Task to complete: Reproduce each line of the material precisely.

··· Source data

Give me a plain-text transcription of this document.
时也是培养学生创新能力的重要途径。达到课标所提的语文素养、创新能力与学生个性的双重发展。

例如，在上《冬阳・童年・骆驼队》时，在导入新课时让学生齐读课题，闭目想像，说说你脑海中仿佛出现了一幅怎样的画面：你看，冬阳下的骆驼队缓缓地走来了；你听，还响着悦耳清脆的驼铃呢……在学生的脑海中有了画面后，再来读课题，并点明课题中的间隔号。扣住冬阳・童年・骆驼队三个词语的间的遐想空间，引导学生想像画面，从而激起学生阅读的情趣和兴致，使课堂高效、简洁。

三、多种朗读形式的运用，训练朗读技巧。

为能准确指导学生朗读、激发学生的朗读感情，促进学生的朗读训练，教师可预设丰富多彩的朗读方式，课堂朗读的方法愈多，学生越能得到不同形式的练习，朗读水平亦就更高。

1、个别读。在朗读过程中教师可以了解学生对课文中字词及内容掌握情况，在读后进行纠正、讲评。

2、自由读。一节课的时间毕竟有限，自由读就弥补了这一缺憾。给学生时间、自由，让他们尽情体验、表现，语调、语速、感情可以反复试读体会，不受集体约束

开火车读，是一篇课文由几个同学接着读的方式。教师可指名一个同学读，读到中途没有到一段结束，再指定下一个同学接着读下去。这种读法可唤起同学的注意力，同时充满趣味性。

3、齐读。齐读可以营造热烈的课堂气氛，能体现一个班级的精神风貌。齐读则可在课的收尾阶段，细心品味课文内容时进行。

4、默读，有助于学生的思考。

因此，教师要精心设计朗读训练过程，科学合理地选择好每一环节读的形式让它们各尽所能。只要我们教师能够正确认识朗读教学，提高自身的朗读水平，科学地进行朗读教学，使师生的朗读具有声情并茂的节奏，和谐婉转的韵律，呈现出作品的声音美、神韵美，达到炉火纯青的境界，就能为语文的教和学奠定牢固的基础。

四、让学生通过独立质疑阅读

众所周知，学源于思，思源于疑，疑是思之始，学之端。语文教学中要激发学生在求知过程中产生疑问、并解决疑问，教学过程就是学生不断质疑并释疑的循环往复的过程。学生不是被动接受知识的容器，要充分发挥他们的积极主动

······

The reply:
Give me a plain-text transcription of this document.
时也是培养学生创新能力的重要途径。达到课标所提的语文素养、创新能力与学生个性的双重发展。

例如，在上《冬阳・童年・骆驼队》时，在导入新课时让学生齐读课题，闭目想像，说说你脑海中仿佛出现了一幅怎样的画面：你看，冬阳下的骆驼队缓缓地走来了；你听，还响着悦耳清脆的驼铃呢……在学生的脑海中有了画面后，再来读课题，并点明课题中的间隔号。扣住冬阳・童年・骆驼队三个词语的间的遐想空间，引导学生想像画面，从而激起学生阅读的情趣和兴致，使课堂高效、简洁。

三、多种朗读形式的运用，训练朗读技巧。

为能准确指导学生朗读、激发学生的朗读感情，促进学生的朗读训练，教师可预设丰富多彩的朗读方式，课堂朗读的方法愈多，学生越能得到不同形式的练习，朗读水平亦就更高。

1、个别读。在朗读过程中教师可以了解学生对课文中字词及内容掌握情况，在读后进行纠正、讲评。

2、自由读。一节课的时间毕竟有限，自由读就弥补了这一缺憾。给学生时间、自由，让他们尽情体验、表现，语调、语速、感情可以反复试读体会，不受集体约束

开火车读，是一篇课文由几个同学接着读的方式。教师可指名一个同学读，读到中途没有到一段结束，再指定下一个同学接着读下去。这种读法可唤起同学的注意力，同时充满趣味性。

3、齐读。齐读可以营造热烈的课堂气氛，能体现一个班级的精神风貌。齐读则可在课的收尾阶段，细心品味课文内容时进行。

4、默读，有助于学生的思考。

因此，教师要精心设计朗读训练过程，科学合理地选择好每一环节读的形式让它们各尽所能。只要我们教师能够正确认识朗读教学，提高自身的朗读水平，科学地进行朗读教学，使师生的朗读具有声情并茂的节奏，和谐婉转的韵律，呈现出作品的声音美、神韵美，达到炉火纯青的境界，就能为语文的教和学奠定牢固的基础。

四、让学生通过独立质疑阅读

众所周知，学源于思，思源于疑，疑是思之始，学之端。语文教学中要激发学生在求知过程中产生疑问、并解决疑问，教学过程就是学生不断质疑并释疑的循环往复的过程。学生不是被动接受知识的容器，要充分发挥他们的积极主动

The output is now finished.